* _EXTRACTED MATERIAL_:
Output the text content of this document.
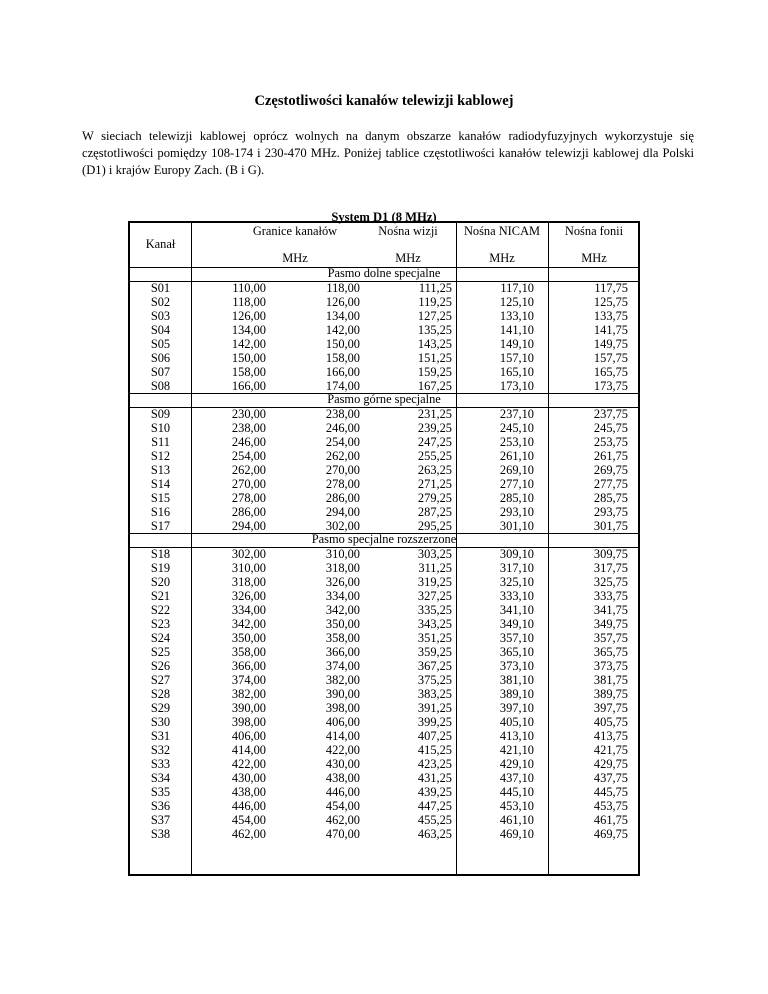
Częstotliwości kanałów telewizji kablowej
W sieciach telewizji kablowej oprócz wolnych na danym obszarze kanałów radiodyfuzyjnych wykorzystuje się częstotliwości pomiędzy 108-174 i 230-470 MHz. Poniżej tablice częstotliwości kanałów telewizji kablowej dla Polski (D1) i krajów Europy Zach. (B i G).
System D1 (8 MHz)
Kanał
Granice kanałów	Nośna wizji	Nośna NICAM	Nośna fonii
MHz	MHz	MHz	MHz
Pasmo dolne specjalne
S01	110,00	118,00	111,25	117,10	117,75
S02	118,00	126,00	119,25	125,10	125,75
S03	126,00	134,00	127,25	133,10	133,75
S04	134,00	142,00	135,25	141,10	141,75
S05	142,00	150,00	143,25	149,10	149,75
S06	150,00	158,00	151,25	157,10	157,75
S07	158,00	166,00	159,25	165,10	165,75
S08	166,00	174,00	167,25	173,10	173,75
Pasmo górne specjalne
S09	230,00	238,00	231,25	237,10	237,75
S10	238,00	246,00	239,25	245,10	245,75
S11	246,00	254,00	247,25	253,10	253,75
S12	254,00	262,00	255,25	261,10	261,75
S13	262,00	270,00	263,25	269,10	269,75
S14	270,00	278,00	271,25	277,10	277,75
S15	278,00	286,00	279,25	285,10	285,75
S16	286,00	294,00	287,25	293,10	293,75
S17	294,00	302,00	295,25	301,10	301,75
Pasmo specjalne rozszerzone
S18	302,00	310,00	303,25	309,10	309,75
S19	310,00	318,00	311,25	317,10	317,75
S20	318,00	326,00	319,25	325,10	325,75
S21	326,00	334,00	327,25	333,10	333,75
S22	334,00	342,00	335,25	341,10	341,75
S23	342,00	350,00	343,25	349,10	349,75
S24	350,00	358,00	351,25	357,10	357,75
S25	358,00	366,00	359,25	365,10	365,75
S26	366,00	374,00	367,25	373,10	373,75
S27	374,00	382,00	375,25	381,10	381,75
S28	382,00	390,00	383,25	389,10	389,75
S29	390,00	398,00	391,25	397,10	397,75
S30	398,00	406,00	399,25	405,10	405,75
S31	406,00	414,00	407,25	413,10	413,75
S32	414,00	422,00	415,25	421,10	421,75
S33	422,00	430,00	423,25	429,10	429,75
S34	430,00	438,00	431,25	437,10	437,75
S35	438,00	446,00	439,25	445,10	445,75
S36	446,00	454,00	447,25	453,10	453,75
S37	454,00	462,00	455,25	461,10	461,75
S38	462,00	470,00	463,25	469,10	469,75
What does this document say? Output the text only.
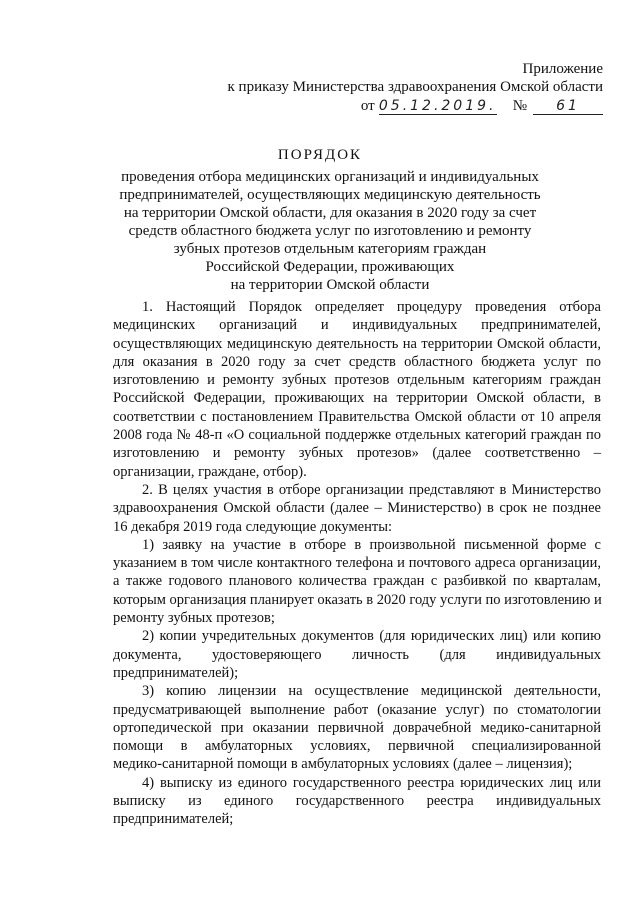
Приложение
к приказу Министерства здравоохранения Омской области
от 05.12.2019. №	61
ПОРЯДОК
проведения отбора медицинских организаций и индивидуальных
предпринимателей, осуществляющих медицинскую деятельность
на территории Омской области, для оказания в 2020 году за счет
средств областного бюджета услуг по изготовлению и ремонту
зубных протезов отдельным категориям граждан
Российской Федерации, проживающих
на территории Омской области
1. Настоящий Порядок определяет процедуру проведения отбора
медицинских организаций и индивидуальных предпринимателей,
осуществляющих медицинскую деятельность на территории Омской области,
для оказания в 2020 году за счет средств областного бюджета услуг по
изготовлению и ремонту зубных протезов отдельным категориям граждан
Российской Федерации, проживающих на территории Омской области, в
соответствии с постановлением Правительства Омской области от 10 апреля
2008 года № 48-п «О социальной поддержке отдельных категорий граждан по
изготовлению и ремонту зубных протезов» (далее соответственно –
организации, граждане, отбор).
2. В целях участия в отборе организации представляют в Министерство
здравоохранения Омской области (далее – Министерство) в срок не позднее
16 декабря 2019 года следующие документы:
1) заявку на участие в отборе в произвольной письменной форме с
указанием в том числе контактного телефона и почтового адреса организации,
а также годового планового количества граждан с разбивкой по кварталам,
которым организация планирует оказать в 2020 году услуги по изготовлению и
ремонту зубных протезов;
2) копии учредительных документов (для юридических лиц) или копию
документа, удостоверяющего личность (для индивидуальных
предпринимателей);
3) копию лицензии на осуществление медицинской деятельности,
предусматривающей выполнение работ (оказание услуг) по стоматологии
ортопедической при оказании первичной доврачебной медико-санитарной
помощи в амбулаторных условиях, первичной специализированной
медико-санитарной помощи в амбулаторных условиях (далее – лицензия);
4) выписку из единого государственного реестра юридических лиц или
выписку из единого государственного реестра индивидуальных
предпринимателей;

* _AIM_: Copy all the records above exactly, but leave out the pictures.

* _WORKED ANSWER_:
Output the text content of this document.
Częstotliwości kanałów telewizji kablowej
W sieciach telewizji kablowej oprócz wolnych na danym obszarze kanałów radiodyfuzyjnych wykorzystuje się częstotliwości pomiędzy 108-174 i 230-470 MHz. Poniżej tablice częstotliwości kanałów telewizji kablowej dla Polski (D1) i krajów Europy Zach. (B i G).
System D1 (8 MHz)
Kanał
Granice kanałów	Nośna wizji	Nośna NICAM	Nośna fonii
MHz	MHz	MHz	MHz
Pasmo dolne specjalne
S01	110,00	118,00	111,25	117,10	117,75
S02	118,00	126,00	119,25	125,10	125,75
S03	126,00	134,00	127,25	133,10	133,75
S04	134,00	142,00	135,25	141,10	141,75
S05	142,00	150,00	143,25	149,10	149,75
S06	150,00	158,00	151,25	157,10	157,75
S07	158,00	166,00	159,25	165,10	165,75
S08	166,00	174,00	167,25	173,10	173,75
Pasmo górne specjalne
S09	230,00	238,00	231,25	237,10	237,75
S10	238,00	246,00	239,25	245,10	245,75
S11	246,00	254,00	247,25	253,10	253,75
S12	254,00	262,00	255,25	261,10	261,75
S13	262,00	270,00	263,25	269,10	269,75
S14	270,00	278,00	271,25	277,10	277,75
S15	278,00	286,00	279,25	285,10	285,75
S16	286,00	294,00	287,25	293,10	293,75
S17	294,00	302,00	295,25	301,10	301,75
Pasmo specjalne rozszerzone
S18	302,00	310,00	303,25	309,10	309,75
S19	310,00	318,00	311,25	317,10	317,75
S20	318,00	326,00	319,25	325,10	325,75
S21	326,00	334,00	327,25	333,10	333,75
S22	334,00	342,00	335,25	341,10	341,75
S23	342,00	350,00	343,25	349,10	349,75
S24	350,00	358,00	351,25	357,10	357,75
S25	358,00	366,00	359,25	365,10	365,75
S26	366,00	374,00	367,25	373,10	373,75
S27	374,00	382,00	375,25	381,10	381,75
S28	382,00	390,00	383,25	389,10	389,75
S29	390,00	398,00	391,25	397,10	397,75
S30	398,00	406,00	399,25	405,10	405,75
S31	406,00	414,00	407,25	413,10	413,75
S32	414,00	422,00	415,25	421,10	421,75
S33	422,00	430,00	423,25	429,10	429,75
S34	430,00	438,00	431,25	437,10	437,75
S35	438,00	446,00	439,25	445,10	445,75
S36	446,00	454,00	447,25	453,10	453,75
S37	454,00	462,00	455,25	461,10	461,75
S38	462,00	470,00	463,25	469,10	469,75
What does this document say? Output the text only.
Приложение
к приказу Министерства здравоохранения Омской области
от 05.12.2019. №	61
ПОРЯДОК
проведения отбора медицинских организаций и индивидуальных
предпринимателей, осуществляющих медицинскую деятельность
на территории Омской области, для оказания в 2020 году за счет
средств областного бюджета услуг по изготовлению и ремонту
зубных протезов отдельным категориям граждан
Российской Федерации, проживающих
на территории Омской области
1. Настоящий Порядок определяет процедуру проведения отбора
медицинских организаций и индивидуальных предпринимателей,
осуществляющих медицинскую деятельность на территории Омской области,
для оказания в 2020 году за счет средств областного бюджета услуг по
изготовлению и ремонту зубных протезов отдельным категориям граждан
Российской Федерации, проживающих на территории Омской области, в
соответствии с постановлением Правительства Омской области от 10 апреля
2008 года № 48-п «О социальной поддержке отдельных категорий граждан по
изготовлению и ремонту зубных протезов» (далее соответственно –
организации, граждане, отбор).
2. В целях участия в отборе организации представляют в Министерство
здравоохранения Омской области (далее – Министерство) в срок не позднее
16 декабря 2019 года следующие документы:
1) заявку на участие в отборе в произвольной письменной форме с
указанием в том числе контактного телефона и почтового адреса организации,
а также годового планового количества граждан с разбивкой по кварталам,
которым организация планирует оказать в 2020 году услуги по изготовлению и
ремонту зубных протезов;
2) копии учредительных документов (для юридических лиц) или копию
документа, удостоверяющего личность (для индивидуальных
предпринимателей);
3) копию лицензии на осуществление медицинской деятельности,
предусматривающей выполнение работ (оказание услуг) по стоматологии
ортопедической при оказании первичной доврачебной медико-санитарной
помощи в амбулаторных условиях, первичной специализированной
медико-санитарной помощи в амбулаторных условиях (далее – лицензия);
4) выписку из единого государственного реестра юридических лиц или
выписку из единого государственного реестра индивидуальных
предпринимателей;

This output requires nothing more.